» **Working data**
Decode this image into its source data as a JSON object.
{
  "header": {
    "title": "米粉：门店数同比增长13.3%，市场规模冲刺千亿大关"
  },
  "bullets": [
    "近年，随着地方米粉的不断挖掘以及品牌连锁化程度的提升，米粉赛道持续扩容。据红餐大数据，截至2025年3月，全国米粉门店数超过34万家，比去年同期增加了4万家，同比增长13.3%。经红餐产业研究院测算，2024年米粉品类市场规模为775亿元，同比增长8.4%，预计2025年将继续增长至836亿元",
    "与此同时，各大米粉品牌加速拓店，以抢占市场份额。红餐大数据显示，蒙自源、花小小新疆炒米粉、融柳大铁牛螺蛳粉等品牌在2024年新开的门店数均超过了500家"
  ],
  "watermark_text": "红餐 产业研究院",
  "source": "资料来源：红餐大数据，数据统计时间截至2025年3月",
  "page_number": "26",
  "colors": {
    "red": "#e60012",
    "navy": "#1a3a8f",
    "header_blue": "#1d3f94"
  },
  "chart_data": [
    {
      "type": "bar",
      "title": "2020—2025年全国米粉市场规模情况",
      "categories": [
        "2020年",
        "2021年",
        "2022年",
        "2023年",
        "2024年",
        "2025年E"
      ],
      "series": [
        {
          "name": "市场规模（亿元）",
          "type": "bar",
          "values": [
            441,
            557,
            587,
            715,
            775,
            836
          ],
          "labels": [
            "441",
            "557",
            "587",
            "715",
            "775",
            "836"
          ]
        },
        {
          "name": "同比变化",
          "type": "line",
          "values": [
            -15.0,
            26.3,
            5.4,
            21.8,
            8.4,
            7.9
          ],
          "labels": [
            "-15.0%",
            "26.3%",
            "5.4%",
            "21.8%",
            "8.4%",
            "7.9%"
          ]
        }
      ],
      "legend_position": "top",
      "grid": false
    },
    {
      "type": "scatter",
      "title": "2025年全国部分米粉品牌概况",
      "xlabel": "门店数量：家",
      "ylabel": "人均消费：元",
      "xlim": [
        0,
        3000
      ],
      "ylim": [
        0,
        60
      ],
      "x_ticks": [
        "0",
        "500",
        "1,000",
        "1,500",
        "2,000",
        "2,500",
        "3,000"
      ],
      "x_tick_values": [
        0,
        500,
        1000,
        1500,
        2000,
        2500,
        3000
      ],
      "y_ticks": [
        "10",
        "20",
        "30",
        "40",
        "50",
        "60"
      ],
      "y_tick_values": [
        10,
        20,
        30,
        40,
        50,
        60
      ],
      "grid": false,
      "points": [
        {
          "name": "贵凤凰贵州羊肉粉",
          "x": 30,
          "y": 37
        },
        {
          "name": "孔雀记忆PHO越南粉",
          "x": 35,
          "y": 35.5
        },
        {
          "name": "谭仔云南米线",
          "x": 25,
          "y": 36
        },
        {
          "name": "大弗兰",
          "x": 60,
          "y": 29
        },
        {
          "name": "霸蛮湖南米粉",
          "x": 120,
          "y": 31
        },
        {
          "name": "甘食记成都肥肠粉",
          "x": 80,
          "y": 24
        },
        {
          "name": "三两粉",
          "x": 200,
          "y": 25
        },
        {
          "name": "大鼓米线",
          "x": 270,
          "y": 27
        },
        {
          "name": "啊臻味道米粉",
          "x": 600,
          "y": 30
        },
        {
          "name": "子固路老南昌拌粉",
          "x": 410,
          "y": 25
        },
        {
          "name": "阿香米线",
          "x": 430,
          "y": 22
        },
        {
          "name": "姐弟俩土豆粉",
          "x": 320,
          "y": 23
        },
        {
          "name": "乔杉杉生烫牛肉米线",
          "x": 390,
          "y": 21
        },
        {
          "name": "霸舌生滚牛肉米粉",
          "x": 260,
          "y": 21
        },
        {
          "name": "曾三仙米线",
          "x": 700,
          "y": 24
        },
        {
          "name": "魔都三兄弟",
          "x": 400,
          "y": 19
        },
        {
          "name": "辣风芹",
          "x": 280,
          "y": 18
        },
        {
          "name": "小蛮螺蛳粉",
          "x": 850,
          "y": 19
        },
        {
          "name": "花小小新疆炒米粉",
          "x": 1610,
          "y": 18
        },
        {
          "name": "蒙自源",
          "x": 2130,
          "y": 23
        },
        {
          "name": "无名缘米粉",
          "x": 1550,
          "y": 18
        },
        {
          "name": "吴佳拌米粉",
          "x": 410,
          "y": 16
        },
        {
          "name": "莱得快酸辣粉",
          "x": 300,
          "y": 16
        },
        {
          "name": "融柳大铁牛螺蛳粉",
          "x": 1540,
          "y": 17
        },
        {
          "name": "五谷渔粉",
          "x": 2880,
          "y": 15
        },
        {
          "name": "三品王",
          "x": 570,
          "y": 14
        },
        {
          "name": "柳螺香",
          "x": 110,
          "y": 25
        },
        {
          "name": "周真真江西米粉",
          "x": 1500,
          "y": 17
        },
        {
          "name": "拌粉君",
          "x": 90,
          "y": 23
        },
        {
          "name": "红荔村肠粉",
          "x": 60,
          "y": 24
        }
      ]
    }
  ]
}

» **Written request**
Tally the lines of the material above that contain the word "花小小新疆炒米粉" and report the total alone.

» **Correct answer**
2